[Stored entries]
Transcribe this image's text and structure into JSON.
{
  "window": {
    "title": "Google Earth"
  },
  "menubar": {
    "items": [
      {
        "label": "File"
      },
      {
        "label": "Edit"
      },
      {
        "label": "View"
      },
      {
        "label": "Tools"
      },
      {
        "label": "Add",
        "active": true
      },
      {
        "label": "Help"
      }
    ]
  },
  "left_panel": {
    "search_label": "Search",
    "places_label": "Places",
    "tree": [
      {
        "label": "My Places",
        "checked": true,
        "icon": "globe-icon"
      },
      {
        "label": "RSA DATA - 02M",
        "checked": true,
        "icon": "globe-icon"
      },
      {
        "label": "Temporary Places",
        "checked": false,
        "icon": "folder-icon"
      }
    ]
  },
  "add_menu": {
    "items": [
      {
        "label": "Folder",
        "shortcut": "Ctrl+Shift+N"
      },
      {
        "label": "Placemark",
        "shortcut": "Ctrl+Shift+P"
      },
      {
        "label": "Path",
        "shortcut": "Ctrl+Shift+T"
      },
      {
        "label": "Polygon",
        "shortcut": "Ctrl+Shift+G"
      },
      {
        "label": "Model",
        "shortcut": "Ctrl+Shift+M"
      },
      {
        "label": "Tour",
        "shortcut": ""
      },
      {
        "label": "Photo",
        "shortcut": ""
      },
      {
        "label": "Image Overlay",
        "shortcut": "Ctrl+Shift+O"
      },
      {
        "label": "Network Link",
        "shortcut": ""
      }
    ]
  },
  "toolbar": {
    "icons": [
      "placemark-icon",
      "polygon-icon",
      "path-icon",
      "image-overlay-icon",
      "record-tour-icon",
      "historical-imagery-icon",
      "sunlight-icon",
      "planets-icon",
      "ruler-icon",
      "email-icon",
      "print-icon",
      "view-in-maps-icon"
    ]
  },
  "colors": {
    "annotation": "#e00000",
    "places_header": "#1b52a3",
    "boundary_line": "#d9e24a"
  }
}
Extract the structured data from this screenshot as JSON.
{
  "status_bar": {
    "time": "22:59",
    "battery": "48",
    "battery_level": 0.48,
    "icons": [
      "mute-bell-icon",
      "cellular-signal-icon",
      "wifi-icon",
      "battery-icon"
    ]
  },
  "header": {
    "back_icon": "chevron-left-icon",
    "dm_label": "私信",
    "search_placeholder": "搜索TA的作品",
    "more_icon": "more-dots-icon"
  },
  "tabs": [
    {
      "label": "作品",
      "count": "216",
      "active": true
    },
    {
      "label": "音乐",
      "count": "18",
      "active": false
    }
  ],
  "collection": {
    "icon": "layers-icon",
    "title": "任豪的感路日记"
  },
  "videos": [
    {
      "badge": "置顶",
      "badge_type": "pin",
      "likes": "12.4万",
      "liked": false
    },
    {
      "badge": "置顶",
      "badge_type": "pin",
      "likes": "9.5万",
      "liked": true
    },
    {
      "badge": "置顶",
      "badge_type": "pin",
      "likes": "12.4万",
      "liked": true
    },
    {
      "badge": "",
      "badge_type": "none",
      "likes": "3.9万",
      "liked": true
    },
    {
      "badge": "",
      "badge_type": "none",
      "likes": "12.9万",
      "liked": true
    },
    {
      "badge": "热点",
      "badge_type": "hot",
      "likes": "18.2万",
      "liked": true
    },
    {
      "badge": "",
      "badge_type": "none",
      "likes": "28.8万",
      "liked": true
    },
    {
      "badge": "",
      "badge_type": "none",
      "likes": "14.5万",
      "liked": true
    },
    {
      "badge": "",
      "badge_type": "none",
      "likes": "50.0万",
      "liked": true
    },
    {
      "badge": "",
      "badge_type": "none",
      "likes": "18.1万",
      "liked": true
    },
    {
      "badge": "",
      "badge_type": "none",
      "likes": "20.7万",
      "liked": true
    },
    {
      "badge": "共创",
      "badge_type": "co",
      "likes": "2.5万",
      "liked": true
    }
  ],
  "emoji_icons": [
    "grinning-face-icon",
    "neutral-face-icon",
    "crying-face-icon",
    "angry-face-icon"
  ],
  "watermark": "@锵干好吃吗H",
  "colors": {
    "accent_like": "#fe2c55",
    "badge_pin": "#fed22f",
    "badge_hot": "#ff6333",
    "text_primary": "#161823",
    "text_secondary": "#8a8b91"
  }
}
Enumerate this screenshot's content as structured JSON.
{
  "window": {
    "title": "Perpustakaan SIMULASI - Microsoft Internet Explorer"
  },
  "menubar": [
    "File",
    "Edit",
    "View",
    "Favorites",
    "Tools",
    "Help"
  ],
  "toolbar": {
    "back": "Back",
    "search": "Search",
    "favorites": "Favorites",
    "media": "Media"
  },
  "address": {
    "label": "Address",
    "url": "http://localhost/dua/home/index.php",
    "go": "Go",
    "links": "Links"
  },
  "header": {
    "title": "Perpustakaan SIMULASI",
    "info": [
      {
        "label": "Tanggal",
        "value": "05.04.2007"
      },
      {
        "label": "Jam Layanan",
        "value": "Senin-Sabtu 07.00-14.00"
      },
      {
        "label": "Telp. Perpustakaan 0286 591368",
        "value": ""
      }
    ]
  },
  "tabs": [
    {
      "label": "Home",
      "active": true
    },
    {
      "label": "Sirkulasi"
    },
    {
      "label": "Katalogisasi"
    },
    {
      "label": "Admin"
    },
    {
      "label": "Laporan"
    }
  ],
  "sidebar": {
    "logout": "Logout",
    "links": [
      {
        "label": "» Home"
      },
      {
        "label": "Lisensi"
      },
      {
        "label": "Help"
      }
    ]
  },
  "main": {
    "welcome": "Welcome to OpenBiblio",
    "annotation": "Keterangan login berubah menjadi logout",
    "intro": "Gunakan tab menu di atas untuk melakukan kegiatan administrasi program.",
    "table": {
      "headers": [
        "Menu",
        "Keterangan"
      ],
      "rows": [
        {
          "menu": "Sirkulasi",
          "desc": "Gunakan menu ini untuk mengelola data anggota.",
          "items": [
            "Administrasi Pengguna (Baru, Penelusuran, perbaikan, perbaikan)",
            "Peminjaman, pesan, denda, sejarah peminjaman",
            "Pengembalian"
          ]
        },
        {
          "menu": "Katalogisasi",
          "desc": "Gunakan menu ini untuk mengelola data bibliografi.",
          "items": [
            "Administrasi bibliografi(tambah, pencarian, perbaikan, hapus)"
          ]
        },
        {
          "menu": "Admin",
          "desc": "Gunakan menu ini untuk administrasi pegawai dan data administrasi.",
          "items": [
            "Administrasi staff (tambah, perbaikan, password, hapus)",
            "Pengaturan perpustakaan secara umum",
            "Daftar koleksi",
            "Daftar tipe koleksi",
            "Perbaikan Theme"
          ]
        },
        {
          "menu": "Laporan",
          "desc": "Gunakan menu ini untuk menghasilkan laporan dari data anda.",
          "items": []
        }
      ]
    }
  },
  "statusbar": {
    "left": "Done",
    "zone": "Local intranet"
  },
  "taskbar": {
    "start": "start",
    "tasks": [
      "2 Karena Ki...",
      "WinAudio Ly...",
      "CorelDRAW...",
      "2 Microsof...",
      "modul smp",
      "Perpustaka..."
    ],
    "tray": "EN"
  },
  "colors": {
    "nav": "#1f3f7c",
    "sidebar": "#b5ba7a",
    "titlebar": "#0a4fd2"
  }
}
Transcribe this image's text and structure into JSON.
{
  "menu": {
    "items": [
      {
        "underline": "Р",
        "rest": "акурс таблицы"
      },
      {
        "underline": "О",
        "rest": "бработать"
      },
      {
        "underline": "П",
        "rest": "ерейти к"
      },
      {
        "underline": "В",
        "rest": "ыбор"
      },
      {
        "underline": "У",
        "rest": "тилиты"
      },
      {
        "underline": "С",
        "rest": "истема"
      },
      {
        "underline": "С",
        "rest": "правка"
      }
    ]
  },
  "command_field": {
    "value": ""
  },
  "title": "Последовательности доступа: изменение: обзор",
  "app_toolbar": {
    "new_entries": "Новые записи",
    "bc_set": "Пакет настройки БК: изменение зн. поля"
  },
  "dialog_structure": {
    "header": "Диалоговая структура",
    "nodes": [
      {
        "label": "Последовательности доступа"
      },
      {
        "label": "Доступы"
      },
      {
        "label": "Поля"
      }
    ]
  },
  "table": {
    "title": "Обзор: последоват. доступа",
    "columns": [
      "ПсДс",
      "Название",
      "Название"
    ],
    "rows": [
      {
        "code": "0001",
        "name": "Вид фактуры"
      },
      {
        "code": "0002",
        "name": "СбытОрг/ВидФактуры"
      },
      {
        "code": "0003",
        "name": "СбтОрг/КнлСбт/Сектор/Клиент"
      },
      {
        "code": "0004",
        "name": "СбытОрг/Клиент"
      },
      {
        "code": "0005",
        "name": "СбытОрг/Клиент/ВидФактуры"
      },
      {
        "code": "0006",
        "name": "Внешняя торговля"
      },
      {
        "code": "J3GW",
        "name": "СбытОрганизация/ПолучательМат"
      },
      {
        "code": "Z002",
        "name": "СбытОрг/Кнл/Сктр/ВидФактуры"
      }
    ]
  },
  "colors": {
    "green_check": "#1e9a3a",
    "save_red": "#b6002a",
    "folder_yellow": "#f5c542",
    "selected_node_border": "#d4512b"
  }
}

Problem description –
Copy out each line that contains the word "koleksi".

Output for this exercise –
            "Daftar koleksi",
            "Daftar tipe koleksi",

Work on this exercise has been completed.